> PROBLEM REQUIREMENTS: Reproduce each line exactly.

> RECORDS SUPPLIED:
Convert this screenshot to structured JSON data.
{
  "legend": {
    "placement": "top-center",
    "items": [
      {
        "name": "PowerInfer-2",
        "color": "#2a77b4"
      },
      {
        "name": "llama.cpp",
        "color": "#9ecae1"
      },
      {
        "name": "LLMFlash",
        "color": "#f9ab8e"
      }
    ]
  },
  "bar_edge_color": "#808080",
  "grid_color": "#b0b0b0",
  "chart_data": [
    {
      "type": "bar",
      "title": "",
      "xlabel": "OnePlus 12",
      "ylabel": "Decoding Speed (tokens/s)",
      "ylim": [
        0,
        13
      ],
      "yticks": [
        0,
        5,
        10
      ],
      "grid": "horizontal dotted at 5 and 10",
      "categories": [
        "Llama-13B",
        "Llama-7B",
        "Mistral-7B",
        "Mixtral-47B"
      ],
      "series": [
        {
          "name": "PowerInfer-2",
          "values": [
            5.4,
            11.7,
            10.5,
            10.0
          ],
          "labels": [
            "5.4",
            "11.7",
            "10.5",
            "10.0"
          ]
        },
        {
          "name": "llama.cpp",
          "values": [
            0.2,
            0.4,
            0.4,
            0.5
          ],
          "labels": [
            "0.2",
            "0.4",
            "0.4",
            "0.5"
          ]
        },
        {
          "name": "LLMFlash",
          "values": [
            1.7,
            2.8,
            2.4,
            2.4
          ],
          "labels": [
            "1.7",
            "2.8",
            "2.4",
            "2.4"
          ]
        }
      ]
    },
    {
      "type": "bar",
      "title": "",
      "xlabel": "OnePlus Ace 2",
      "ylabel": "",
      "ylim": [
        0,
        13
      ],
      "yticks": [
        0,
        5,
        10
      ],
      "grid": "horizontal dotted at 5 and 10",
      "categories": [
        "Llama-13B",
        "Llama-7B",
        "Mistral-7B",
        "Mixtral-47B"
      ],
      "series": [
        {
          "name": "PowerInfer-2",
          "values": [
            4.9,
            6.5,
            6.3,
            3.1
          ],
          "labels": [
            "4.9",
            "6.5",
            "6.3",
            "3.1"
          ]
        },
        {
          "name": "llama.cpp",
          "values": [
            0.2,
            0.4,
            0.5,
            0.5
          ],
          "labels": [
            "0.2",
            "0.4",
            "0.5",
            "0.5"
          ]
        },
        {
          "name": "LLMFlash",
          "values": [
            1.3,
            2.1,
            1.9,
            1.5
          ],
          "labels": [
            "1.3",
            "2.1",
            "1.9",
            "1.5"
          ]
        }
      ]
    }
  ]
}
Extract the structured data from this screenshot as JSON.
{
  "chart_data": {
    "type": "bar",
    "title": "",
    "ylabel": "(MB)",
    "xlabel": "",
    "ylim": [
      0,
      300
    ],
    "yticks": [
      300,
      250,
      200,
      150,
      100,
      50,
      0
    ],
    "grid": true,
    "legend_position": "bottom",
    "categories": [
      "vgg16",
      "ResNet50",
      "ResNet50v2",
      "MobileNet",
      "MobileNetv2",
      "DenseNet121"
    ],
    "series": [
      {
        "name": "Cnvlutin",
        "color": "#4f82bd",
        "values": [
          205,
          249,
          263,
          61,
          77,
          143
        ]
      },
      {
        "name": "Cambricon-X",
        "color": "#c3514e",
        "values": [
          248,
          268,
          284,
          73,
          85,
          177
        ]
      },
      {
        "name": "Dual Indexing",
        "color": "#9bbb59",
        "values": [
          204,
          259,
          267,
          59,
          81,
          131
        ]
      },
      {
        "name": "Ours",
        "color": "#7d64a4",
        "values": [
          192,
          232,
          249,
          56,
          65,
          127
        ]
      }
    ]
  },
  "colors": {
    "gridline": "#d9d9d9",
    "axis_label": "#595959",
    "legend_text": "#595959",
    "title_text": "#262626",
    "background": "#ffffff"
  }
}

> EXERCISE SOLUTION:
Convert this screenshot to structured JSON data.
{
  "legend": {
    "placement": "top-center",
    "items": [
      {
        "name": "PowerInfer-2",
        "color": "#2a77b4"
      },
      {
        "name": "llama.cpp",
        "color": "#9ecae1"
      },
      {
        "name": "LLMFlash",
        "color": "#f9ab8e"
      }
    ]
  },
  "bar_edge_color": "#808080",
  "grid_color": "#b0b0b0",
  "chart_data": [
    {
      "type": "bar",
      "title": "",
      "xlabel": "OnePlus 12",
      "ylabel": "Decoding Speed (tokens/s)",
      "ylim": [
        0,
        13
      ],
      "yticks": [
        0,
        5,
        10
      ],
      "grid": "horizontal dotted at 5 and 10",
      "categories": [
        "Llama-13B",
        "Llama-7B",
        "Mistral-7B",
        "Mixtral-47B"
      ],
      "series": [
        {
          "name": "PowerInfer-2",
          "values": [
            5.4,
            11.7,
            10.5,
            10.0
          ],
          "labels": [
            "5.4",
            "11.7",
            "10.5",
            "10.0"
          ]
        },
        {
          "name": "llama.cpp",
          "values": [
            0.2,
            0.4,
            0.4,
            0.5
          ],
          "labels": [
            "0.2",
            "0.4",
            "0.4",
            "0.5"
          ]
        },
        {
          "name": "LLMFlash",
          "values": [
            1.7,
            2.8,
            2.4,
            2.4
          ],
          "labels": [
            "1.7",
            "2.8",
            "2.4",
            "2.4"
          ]
        }
      ]
    },
    {
      "type": "bar",
      "title": "",
      "xlabel": "OnePlus Ace 2",
      "ylabel": "",
      "ylim": [
        0,
        13
      ],
      "yticks": [
        0,
        5,
        10
      ],
      "grid": "horizontal dotted at 5 and 10",
      "categories": [
        "Llama-13B",
        "Llama-7B",
        "Mistral-7B",
        "Mixtral-47B"
      ],
      "series": [
        {
          "name": "PowerInfer-2",
          "values": [
            4.9,
            6.5,
            6.3,
            3.1
          ],
          "labels": [
            "4.9",
            "6.5",
            "6.3",
            "3.1"
          ]
        },
        {
          "name": "llama.cpp",
          "values": [
            0.2,
            0.4,
            0.5,
            0.5
          ],
          "labels": [
            "0.2",
            "0.4",
            "0.5",
            "0.5"
          ]
        },
        {
          "name": "LLMFlash",
          "values": [
            1.3,
            2.1,
            1.9,
            1.5
          ],
          "labels": [
            "1.3",
            "2.1",
            "1.9",
            "1.5"
          ]
        }
      ]
    }
  ]
}
Extract the structured data from this screenshot as JSON.
{
  "chart_data": {
    "type": "bar",
    "title": "",
    "ylabel": "(MB)",
    "xlabel": "",
    "ylim": [
      0,
      300
    ],
    "yticks": [
      300,
      250,
      200,
      150,
      100,
      50,
      0
    ],
    "grid": true,
    "legend_position": "bottom",
    "categories": [
      "vgg16",
      "ResNet50",
      "ResNet50v2",
      "MobileNet",
      "MobileNetv2",
      "DenseNet121"
    ],
    "series": [
      {
        "name": "Cnvlutin",
        "color": "#4f82bd",
        "values": [
          205,
          249,
          263,
          61,
          77,
          143
        ]
      },
      {
        "name": "Cambricon-X",
        "color": "#c3514e",
        "values": [
          248,
          268,
          284,
          73,
          85,
          177
        ]
      },
      {
        "name": "Dual Indexing",
        "color": "#9bbb59",
        "values": [
          204,
          259,
          267,
          59,
          81,
          131
        ]
      },
      {
        "name": "Ours",
        "color": "#7d64a4",
        "values": [
          192,
          232,
          249,
          56,
          65,
          127
        ]
      }
    ]
  },
  "colors": {
    "gridline": "#d9d9d9",
    "axis_label": "#595959",
    "legend_text": "#595959",
    "title_text": "#262626",
    "background": "#ffffff"
  }
}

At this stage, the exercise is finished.